Your instructions: Every line from the one containing "Read all visible content and emit it as JSON." to the final line of the material below must be reproduced exactly; leave out all other lines.

* start Available records *

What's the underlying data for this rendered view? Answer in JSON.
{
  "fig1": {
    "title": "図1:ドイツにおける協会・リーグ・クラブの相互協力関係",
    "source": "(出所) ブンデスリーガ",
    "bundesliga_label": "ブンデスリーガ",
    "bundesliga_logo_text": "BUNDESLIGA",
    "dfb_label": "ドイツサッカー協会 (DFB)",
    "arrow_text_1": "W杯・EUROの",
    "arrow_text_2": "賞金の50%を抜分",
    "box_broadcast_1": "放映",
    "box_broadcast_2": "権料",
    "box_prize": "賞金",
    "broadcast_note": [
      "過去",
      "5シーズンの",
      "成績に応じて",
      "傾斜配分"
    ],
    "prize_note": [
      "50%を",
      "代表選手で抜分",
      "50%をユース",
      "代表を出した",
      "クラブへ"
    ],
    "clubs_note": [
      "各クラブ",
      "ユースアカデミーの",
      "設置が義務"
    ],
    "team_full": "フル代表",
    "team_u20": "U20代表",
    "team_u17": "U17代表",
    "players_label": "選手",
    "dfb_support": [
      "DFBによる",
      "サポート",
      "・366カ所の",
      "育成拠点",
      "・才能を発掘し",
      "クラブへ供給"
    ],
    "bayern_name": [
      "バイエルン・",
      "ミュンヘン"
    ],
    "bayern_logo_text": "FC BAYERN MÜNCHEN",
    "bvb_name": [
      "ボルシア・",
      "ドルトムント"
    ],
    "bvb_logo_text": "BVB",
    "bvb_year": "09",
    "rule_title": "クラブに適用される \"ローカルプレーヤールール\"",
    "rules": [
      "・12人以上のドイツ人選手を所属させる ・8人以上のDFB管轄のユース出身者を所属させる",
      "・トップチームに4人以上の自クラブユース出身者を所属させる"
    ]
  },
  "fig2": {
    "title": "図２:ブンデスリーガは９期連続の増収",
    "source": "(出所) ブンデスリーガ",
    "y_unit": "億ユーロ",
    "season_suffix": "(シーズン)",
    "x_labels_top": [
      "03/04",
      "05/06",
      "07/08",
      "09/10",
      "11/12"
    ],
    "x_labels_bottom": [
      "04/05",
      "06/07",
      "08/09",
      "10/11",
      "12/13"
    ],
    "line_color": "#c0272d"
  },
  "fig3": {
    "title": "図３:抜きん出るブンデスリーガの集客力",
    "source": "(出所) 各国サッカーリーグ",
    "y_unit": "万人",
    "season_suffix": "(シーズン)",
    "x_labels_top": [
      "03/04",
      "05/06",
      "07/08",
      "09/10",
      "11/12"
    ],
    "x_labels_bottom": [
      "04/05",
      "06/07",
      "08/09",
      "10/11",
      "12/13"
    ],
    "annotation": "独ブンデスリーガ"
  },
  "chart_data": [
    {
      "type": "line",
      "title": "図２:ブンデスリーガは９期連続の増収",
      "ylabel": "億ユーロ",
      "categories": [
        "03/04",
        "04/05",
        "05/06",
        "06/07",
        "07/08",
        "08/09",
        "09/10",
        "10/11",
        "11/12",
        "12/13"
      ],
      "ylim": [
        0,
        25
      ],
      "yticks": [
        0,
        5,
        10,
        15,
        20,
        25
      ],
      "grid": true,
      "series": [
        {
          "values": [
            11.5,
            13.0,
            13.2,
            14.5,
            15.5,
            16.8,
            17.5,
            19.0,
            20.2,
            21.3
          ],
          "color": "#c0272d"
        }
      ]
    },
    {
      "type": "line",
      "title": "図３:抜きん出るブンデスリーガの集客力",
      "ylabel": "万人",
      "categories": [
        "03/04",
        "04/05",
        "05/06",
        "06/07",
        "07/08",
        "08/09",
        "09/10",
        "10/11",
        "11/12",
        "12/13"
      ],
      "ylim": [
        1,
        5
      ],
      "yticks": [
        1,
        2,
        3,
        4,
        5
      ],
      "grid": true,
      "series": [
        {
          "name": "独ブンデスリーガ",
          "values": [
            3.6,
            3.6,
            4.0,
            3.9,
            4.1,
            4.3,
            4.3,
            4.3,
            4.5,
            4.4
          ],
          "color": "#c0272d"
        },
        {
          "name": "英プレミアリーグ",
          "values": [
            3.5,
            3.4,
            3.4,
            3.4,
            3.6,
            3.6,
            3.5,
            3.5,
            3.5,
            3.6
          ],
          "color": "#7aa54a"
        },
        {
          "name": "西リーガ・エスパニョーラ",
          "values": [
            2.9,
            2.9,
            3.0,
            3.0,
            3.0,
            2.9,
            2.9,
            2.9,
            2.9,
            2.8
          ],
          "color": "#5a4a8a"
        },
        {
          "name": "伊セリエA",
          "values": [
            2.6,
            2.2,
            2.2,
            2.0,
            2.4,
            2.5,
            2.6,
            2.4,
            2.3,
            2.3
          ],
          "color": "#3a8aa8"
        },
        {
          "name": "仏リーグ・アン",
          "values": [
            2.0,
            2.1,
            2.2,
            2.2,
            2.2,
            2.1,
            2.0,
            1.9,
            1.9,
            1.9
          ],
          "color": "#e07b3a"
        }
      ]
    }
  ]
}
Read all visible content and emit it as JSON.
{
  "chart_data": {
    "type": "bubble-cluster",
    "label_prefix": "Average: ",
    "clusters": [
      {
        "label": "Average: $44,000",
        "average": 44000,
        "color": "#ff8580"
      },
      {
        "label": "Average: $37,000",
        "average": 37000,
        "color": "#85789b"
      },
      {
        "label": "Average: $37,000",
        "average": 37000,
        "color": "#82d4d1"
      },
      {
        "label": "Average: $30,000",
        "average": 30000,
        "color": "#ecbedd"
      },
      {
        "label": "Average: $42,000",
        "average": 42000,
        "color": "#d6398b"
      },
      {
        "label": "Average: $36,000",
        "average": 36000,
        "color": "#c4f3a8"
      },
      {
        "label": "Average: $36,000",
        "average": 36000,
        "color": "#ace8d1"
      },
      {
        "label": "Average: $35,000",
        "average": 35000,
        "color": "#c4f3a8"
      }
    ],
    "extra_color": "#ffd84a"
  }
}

* end Available records *

Worked answer:
Read all visible content and emit it as JSON.
{
  "chart_data": {
    "type": "bubble-cluster",
    "label_prefix": "Average: ",
    "clusters": [
      {
        "label": "Average: $44,000",
        "average": 44000,
        "color": "#ff8580"
      },
      {
        "label": "Average: $37,000",
        "average": 37000,
        "color": "#85789b"
      },
      {
        "label": "Average: $37,000",
        "average": 37000,
        "color": "#82d4d1"
      },
      {
        "label": "Average: $30,000",
        "average": 30000,
        "color": "#ecbedd"
      },
      {
        "label": "Average: $42,000",
        "average": 42000,
        "color": "#d6398b"
      },
      {
        "label": "Average: $36,000",
        "average": 36000,
        "color": "#c4f3a8"
      },
      {
        "label": "Average: $36,000",
        "average": 36000,
        "color": "#ace8d1"
      },
      {
        "label": "Average: $35,000",
        "average": 35000,
        "color": "#c4f3a8"
      }
    ],
    "extra_color": "#ffd84a"
  }
}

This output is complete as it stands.